CHALLENGE
Gather up the lines that contain "hail".

EXCERPTED DATA
==========

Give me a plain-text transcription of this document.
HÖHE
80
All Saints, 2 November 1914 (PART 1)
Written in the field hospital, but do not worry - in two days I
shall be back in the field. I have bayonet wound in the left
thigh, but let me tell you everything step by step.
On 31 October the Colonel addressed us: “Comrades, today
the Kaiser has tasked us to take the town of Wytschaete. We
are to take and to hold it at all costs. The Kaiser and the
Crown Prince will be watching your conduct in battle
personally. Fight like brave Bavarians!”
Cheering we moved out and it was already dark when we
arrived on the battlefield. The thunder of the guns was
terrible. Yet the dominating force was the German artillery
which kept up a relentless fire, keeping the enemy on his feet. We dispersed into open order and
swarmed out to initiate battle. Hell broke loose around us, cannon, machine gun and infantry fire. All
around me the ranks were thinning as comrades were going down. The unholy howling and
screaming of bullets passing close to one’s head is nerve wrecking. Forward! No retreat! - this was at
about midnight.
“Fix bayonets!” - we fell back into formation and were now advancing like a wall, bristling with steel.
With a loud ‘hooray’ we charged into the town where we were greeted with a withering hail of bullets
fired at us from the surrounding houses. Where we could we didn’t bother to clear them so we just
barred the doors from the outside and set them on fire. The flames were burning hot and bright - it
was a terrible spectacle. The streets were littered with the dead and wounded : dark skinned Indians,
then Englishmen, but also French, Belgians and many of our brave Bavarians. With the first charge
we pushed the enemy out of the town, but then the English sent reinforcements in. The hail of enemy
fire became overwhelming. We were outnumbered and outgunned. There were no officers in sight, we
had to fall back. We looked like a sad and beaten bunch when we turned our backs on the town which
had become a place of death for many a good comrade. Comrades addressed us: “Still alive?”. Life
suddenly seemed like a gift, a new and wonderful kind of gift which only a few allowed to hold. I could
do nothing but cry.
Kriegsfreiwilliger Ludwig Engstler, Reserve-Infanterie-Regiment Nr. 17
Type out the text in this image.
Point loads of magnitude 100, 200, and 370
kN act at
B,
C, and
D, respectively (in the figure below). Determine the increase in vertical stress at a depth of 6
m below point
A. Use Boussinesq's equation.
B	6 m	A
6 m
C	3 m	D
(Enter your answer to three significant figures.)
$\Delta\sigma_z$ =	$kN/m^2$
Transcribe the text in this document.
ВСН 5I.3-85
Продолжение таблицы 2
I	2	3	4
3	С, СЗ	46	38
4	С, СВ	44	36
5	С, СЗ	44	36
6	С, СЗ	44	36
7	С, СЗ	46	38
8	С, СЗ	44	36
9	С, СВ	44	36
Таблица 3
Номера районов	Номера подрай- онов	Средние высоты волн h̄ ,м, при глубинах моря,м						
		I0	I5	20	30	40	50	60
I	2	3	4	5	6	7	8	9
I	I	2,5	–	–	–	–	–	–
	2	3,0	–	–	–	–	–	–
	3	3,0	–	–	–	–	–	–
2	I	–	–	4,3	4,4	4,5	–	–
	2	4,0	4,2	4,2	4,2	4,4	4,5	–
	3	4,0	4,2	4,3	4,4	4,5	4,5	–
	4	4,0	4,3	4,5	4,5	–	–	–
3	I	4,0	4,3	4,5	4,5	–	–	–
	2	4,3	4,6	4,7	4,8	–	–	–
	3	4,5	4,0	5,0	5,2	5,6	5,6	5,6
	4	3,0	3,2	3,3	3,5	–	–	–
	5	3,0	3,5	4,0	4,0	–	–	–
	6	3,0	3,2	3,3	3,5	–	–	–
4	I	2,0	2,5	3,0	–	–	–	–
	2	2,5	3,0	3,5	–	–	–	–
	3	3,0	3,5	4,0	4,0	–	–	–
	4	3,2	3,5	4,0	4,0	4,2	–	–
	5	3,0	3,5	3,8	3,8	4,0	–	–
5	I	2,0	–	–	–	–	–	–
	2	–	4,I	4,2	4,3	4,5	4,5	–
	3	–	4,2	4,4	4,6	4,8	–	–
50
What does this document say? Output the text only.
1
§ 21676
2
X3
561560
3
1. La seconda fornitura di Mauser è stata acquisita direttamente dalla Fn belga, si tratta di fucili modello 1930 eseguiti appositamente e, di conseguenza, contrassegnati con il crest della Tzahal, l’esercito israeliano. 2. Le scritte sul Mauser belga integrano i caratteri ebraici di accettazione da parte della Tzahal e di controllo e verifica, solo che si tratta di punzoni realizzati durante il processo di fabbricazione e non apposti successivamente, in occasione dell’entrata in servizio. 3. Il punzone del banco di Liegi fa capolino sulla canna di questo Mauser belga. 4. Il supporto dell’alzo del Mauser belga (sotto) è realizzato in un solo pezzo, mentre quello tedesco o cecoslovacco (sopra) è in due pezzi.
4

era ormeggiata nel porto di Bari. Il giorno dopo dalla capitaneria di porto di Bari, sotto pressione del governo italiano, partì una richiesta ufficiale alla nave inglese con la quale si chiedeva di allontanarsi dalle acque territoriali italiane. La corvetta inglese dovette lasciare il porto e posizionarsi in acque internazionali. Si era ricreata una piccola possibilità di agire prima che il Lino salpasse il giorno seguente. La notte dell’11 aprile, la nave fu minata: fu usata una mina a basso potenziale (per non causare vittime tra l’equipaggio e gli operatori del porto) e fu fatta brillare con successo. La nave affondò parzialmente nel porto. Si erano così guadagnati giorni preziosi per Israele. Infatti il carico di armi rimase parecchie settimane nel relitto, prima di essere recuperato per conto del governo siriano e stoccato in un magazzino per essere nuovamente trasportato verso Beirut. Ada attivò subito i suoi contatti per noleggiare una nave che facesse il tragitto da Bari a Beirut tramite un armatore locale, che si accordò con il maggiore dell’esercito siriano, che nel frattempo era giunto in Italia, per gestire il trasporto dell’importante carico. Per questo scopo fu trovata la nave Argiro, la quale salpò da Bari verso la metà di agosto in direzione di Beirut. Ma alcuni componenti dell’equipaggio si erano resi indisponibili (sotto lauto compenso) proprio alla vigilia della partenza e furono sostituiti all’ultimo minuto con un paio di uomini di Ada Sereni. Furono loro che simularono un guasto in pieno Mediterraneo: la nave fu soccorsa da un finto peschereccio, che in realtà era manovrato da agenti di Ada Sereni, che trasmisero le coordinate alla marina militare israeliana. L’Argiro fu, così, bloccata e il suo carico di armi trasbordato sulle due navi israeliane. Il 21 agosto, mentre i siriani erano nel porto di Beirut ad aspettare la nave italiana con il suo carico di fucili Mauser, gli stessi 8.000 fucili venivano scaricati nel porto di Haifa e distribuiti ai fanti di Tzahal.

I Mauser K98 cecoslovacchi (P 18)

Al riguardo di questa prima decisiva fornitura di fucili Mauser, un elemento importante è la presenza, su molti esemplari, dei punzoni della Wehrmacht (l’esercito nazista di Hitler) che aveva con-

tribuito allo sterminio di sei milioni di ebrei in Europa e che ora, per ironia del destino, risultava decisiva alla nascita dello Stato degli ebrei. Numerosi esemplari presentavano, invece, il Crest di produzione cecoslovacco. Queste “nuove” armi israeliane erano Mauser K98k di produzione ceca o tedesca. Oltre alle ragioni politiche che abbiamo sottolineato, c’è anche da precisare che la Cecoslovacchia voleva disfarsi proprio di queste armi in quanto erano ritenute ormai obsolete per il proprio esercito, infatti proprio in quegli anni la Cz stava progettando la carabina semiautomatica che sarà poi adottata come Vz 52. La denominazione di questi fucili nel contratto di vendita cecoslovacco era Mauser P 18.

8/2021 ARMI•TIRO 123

==========

TASK RESULT
With a loud ‘hooray’ we charged into the town where we were greeted with a withering hail of bullets
we pushed the enemy out of the town, but then the English sent reinforcements in. The hail of enemy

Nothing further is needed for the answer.